Scan the listing below and copy every line holding "style".

======== DATA SHOWN ========

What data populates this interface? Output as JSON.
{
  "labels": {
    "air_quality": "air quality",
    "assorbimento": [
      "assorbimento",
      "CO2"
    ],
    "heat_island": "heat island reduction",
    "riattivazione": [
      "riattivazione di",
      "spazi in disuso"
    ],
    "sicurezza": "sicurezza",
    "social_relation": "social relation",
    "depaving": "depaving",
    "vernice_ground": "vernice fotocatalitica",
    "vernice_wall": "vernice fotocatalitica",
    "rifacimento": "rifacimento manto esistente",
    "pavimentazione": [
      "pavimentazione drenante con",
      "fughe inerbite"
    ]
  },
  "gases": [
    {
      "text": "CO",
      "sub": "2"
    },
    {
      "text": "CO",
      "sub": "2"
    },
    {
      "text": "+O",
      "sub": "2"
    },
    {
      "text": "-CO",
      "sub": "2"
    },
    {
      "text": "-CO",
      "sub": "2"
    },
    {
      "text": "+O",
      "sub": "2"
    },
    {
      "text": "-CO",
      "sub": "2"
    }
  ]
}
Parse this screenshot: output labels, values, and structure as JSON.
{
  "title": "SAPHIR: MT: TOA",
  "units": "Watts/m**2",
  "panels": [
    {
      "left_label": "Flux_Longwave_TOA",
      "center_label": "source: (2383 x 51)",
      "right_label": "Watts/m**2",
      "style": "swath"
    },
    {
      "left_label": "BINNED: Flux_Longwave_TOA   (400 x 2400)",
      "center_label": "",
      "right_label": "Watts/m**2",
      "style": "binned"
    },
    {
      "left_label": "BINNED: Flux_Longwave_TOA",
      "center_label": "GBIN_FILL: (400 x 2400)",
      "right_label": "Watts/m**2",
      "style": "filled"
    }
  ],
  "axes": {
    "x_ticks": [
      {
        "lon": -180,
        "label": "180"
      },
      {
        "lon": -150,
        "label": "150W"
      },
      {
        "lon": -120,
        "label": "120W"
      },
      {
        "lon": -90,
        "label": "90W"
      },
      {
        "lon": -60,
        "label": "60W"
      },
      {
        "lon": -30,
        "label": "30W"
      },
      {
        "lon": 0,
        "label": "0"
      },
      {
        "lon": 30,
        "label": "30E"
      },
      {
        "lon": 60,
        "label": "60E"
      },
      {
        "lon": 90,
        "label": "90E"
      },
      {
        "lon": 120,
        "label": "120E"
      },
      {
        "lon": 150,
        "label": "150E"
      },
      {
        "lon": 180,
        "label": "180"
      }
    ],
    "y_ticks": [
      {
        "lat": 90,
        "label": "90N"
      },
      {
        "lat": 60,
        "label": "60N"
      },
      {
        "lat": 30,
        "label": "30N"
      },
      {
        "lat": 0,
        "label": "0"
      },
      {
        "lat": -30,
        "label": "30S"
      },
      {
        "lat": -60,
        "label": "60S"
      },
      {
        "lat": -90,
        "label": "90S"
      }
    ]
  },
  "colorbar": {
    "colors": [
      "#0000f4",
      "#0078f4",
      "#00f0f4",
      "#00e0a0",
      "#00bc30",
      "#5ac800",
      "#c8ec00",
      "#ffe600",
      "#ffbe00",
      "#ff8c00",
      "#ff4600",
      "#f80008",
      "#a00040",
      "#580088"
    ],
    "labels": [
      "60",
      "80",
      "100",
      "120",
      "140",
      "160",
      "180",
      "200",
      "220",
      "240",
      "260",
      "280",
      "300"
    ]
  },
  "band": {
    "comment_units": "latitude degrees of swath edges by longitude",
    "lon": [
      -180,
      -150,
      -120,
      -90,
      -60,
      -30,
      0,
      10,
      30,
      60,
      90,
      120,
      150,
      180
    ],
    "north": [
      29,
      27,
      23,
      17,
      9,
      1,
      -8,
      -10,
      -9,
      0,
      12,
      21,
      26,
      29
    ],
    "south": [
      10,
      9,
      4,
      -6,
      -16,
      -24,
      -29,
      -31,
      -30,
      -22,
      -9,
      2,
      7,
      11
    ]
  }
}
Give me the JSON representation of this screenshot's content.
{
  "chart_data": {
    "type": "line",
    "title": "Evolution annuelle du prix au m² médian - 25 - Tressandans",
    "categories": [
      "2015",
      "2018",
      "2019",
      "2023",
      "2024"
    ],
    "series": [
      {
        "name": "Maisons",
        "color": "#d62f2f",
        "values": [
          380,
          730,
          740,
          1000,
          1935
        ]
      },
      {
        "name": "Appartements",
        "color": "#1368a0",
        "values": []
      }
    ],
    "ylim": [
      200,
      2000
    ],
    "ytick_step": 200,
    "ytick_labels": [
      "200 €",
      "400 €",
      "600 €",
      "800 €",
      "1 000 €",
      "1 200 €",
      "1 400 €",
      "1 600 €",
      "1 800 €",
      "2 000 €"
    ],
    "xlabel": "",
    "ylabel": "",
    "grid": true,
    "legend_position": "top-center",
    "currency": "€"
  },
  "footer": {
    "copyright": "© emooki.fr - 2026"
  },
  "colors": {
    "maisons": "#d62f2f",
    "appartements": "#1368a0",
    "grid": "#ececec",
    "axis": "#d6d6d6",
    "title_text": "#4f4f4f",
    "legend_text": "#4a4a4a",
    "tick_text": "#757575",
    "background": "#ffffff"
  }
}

========

**FULL OUTPUT:**
      "style": "swath"
      "style": "binned"
      "style": "filled"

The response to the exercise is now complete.